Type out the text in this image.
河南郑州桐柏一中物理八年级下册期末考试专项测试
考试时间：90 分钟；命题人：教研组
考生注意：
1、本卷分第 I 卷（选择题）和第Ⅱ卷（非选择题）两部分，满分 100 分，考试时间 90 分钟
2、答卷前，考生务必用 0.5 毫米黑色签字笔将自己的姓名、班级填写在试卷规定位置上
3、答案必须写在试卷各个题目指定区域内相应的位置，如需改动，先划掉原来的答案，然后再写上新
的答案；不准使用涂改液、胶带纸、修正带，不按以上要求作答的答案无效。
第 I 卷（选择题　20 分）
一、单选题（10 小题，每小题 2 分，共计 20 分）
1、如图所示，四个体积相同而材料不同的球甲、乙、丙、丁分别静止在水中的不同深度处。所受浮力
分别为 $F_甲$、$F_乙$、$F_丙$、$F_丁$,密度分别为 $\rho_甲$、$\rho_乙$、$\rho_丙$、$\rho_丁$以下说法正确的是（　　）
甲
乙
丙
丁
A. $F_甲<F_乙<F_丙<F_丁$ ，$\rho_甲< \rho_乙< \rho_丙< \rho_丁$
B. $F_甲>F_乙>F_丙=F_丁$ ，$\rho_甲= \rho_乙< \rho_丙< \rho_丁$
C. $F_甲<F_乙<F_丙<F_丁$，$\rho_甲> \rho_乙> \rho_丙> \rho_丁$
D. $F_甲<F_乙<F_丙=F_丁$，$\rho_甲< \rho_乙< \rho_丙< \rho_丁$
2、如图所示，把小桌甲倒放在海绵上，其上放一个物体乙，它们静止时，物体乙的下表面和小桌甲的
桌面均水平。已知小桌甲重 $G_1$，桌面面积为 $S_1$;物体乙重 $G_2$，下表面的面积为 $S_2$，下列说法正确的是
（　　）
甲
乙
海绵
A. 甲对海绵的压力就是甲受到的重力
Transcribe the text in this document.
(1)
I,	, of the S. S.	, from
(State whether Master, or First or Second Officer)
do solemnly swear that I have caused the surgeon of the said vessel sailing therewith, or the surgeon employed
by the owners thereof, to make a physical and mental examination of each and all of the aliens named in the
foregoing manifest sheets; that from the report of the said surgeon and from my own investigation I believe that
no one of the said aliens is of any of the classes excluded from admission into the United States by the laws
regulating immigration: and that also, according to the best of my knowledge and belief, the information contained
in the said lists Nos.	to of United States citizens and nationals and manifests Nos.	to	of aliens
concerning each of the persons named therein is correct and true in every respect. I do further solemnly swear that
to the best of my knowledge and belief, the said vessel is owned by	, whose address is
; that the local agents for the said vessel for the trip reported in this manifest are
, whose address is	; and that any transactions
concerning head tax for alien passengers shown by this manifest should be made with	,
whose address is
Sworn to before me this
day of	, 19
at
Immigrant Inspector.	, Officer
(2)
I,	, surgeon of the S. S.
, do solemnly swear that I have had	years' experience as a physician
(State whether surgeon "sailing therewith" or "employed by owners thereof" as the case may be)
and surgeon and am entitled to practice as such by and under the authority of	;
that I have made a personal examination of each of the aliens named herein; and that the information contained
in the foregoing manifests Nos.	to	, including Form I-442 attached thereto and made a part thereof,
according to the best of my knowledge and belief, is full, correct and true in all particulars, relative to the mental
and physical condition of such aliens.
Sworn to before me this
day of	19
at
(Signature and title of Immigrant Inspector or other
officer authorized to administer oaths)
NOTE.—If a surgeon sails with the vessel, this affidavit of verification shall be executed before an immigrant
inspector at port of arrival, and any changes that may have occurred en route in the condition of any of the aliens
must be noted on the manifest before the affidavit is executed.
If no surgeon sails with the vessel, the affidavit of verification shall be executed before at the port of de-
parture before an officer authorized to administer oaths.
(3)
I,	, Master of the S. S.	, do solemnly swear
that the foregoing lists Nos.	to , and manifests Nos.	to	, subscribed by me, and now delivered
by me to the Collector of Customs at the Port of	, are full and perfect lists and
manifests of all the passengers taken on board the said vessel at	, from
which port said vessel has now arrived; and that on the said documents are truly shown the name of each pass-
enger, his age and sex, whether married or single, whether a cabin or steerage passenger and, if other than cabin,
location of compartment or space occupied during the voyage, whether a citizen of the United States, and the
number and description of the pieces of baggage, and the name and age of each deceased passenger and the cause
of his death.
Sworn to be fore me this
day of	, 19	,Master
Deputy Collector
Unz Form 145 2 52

REQUEST:
Copy out every line holding the string "whether".

TASK RESULT:
(State whether Master, or First or Second Officer)
(State whether surgeon "sailing therewith" or "employed by owners thereof" as the case may be)
enger, his age and sex, whether married or single, whether a cabin or steerage passenger and, if other than cabin,
location of compartment or space occupied during the voyage, whether a citizen of the United States, and the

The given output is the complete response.